Task directions:
Pull each line holding the word "color" from the data.

____ Provided entries

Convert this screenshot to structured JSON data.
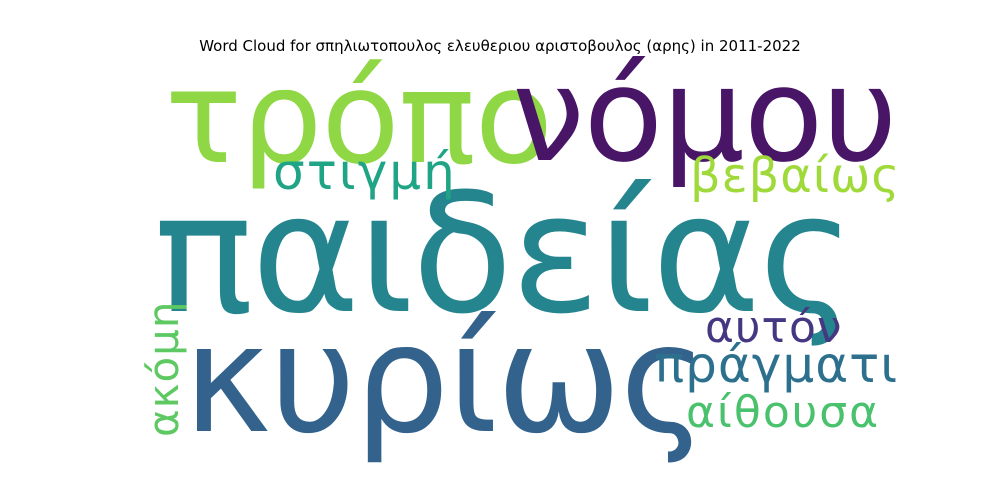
{
  "title": "Word Cloud for σπηλιωτοπουλος ελευθεριου αριστοβουλος (αρης) in 2011-2022",
  "words": [
    {
      "text": "παιδείας",
      "color": "#25858e"
    },
    {
      "text": "κυρίως",
      "color": "#33638d"
    },
    {
      "text": "τρόπο",
      "color": "#8fd744"
    },
    {
      "text": "νόμου",
      "color": "#481567"
    },
    {
      "text": "στιγμή",
      "color": "#20a486"
    },
    {
      "text": "βεβαίως",
      "color": "#9fda3a"
    },
    {
      "text": "αυτόν",
      "color": "#453781"
    },
    {
      "text": "πράγματι",
      "color": "#2d708e"
    },
    {
      "text": "αίθουσα",
      "color": "#4ac16d"
    },
    {
      "text": "ακόμη",
      "color": "#5ec962"
    }
  ]
}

________

Task solution:
      "color": "#25858e"
      "color": "#33638d"
      "color": "#8fd744"
      "color": "#481567"
      "color": "#20a486"
      "color": "#9fda3a"
      "color": "#453781"
      "color": "#2d708e"
      "color": "#4ac16d"
      "color": "#5ec962"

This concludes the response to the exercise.